Using the records below, locate all lines containing "color" and return them.
Start DATA TO PROCESS
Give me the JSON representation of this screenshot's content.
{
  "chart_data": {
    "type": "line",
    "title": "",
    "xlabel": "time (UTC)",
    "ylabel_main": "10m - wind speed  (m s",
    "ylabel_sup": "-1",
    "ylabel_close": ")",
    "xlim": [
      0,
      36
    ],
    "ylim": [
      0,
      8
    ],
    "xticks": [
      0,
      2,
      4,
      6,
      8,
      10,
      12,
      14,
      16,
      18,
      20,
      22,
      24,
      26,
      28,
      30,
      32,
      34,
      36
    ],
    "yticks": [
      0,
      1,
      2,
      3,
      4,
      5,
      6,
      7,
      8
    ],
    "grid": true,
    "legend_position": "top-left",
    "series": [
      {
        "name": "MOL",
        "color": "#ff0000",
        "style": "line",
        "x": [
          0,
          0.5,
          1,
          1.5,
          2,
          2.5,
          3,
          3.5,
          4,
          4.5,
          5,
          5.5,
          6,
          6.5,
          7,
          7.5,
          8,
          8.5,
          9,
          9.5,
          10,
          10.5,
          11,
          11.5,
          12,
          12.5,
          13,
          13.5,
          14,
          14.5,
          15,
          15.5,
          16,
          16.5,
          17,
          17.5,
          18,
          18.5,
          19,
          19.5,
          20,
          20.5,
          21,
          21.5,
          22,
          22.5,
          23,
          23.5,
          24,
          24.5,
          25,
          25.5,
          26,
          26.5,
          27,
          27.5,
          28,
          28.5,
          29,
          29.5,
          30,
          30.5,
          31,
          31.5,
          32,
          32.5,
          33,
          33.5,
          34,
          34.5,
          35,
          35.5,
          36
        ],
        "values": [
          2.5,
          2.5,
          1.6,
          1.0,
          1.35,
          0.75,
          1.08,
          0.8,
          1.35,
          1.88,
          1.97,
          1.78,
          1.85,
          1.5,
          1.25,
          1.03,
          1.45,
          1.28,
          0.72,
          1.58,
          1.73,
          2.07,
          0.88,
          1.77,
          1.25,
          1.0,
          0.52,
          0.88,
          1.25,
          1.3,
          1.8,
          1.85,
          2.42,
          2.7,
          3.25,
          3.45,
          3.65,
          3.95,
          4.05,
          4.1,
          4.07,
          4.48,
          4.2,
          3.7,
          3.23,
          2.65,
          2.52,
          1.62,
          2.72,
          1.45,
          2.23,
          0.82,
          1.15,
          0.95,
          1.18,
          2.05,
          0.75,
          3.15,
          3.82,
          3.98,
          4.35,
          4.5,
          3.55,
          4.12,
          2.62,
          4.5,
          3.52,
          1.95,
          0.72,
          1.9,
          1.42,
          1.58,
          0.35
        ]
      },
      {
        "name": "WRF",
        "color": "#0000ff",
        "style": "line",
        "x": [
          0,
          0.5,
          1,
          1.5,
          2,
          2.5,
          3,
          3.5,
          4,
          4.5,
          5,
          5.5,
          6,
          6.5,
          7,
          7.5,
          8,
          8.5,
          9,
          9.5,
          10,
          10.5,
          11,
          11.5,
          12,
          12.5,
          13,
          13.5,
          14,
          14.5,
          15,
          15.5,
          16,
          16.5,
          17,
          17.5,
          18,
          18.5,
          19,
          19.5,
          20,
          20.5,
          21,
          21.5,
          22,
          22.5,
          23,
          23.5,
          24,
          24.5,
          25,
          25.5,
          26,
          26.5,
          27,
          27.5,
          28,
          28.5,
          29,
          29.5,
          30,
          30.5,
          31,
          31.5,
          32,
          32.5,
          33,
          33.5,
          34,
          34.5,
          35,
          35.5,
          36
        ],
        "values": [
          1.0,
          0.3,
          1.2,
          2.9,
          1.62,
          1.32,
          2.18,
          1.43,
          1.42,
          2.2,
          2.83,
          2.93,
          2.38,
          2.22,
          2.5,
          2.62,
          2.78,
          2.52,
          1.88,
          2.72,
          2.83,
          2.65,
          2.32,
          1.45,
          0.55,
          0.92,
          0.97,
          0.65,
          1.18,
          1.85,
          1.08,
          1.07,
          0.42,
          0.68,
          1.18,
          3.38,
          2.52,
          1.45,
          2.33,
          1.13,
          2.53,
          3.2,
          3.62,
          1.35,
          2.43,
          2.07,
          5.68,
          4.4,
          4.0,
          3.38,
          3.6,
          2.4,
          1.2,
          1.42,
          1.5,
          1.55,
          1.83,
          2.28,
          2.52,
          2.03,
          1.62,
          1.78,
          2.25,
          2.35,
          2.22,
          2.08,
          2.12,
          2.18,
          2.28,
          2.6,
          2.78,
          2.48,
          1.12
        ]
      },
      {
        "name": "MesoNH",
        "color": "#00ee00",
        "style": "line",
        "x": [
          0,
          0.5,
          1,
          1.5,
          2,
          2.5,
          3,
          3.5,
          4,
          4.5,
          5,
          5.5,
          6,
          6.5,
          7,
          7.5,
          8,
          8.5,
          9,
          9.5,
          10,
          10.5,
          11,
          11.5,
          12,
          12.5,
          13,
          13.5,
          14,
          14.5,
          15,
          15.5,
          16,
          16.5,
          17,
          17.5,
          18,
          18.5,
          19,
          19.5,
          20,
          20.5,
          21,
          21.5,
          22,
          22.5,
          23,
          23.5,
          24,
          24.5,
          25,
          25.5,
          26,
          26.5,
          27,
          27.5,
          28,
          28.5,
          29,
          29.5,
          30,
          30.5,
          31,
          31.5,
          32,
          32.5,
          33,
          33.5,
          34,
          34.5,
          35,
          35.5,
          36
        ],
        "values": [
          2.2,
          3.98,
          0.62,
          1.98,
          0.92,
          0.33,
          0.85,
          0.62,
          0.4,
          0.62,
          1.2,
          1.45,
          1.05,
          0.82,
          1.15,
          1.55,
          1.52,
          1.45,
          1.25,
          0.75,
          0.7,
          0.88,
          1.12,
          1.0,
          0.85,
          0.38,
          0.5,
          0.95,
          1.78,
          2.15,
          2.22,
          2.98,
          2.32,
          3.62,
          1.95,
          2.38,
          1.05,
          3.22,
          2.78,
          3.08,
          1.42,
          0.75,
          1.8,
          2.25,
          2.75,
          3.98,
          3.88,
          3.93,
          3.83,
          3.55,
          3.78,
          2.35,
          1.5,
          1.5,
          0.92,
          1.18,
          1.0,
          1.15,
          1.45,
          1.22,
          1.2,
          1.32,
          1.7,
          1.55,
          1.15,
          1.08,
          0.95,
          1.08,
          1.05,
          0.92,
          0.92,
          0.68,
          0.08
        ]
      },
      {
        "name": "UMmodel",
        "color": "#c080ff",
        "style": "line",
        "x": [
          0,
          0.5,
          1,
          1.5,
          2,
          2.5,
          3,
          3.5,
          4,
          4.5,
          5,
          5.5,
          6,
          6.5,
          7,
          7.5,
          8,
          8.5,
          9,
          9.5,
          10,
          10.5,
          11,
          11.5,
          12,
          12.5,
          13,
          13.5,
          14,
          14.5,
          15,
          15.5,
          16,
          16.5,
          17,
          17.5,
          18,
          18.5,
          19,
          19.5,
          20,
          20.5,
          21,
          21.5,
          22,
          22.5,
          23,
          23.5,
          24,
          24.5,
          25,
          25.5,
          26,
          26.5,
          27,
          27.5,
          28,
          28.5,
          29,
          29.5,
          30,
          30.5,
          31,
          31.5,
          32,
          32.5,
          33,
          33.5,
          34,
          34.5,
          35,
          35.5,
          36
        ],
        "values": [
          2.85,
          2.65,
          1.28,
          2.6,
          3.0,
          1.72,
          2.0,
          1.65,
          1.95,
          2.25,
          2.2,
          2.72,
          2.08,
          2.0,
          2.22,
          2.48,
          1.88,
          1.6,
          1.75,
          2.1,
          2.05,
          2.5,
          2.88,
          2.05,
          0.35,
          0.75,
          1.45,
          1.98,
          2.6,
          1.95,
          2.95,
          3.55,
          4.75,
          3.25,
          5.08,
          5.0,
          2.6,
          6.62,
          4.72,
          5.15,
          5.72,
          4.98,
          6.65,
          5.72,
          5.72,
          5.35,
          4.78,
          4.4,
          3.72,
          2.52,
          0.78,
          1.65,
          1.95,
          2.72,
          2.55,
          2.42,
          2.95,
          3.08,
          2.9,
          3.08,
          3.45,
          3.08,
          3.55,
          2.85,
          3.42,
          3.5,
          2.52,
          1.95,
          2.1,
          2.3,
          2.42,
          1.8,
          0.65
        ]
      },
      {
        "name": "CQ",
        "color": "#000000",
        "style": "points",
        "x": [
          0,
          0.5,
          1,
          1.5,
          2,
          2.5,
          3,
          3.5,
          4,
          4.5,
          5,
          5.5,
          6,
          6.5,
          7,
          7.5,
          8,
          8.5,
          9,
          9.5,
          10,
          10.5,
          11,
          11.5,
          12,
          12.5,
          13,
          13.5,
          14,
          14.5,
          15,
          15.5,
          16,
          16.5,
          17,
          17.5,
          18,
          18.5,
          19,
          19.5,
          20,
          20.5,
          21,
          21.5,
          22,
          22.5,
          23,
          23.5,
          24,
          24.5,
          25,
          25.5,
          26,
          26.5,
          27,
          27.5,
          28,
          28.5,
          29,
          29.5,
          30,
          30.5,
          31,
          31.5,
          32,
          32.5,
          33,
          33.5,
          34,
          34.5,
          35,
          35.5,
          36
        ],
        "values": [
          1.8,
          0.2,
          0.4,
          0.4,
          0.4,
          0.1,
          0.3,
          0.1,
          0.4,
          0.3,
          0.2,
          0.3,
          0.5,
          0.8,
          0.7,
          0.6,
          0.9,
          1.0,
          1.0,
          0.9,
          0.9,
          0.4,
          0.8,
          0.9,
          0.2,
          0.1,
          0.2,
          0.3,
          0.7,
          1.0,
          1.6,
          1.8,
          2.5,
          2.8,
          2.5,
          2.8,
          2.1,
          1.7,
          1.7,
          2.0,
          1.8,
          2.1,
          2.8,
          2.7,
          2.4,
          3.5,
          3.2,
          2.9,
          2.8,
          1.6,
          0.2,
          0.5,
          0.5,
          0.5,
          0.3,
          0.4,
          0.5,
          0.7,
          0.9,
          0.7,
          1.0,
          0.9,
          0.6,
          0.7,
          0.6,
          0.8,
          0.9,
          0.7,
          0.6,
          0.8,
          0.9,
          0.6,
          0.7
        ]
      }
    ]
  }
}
End DATA TO PROCESS
▶ _WORKED SOLUTION_:
        "color": "#ff0000",
        "color": "#0000ff",
        "color": "#00ee00",
        "color": "#c080ff",
        "color": "#000000",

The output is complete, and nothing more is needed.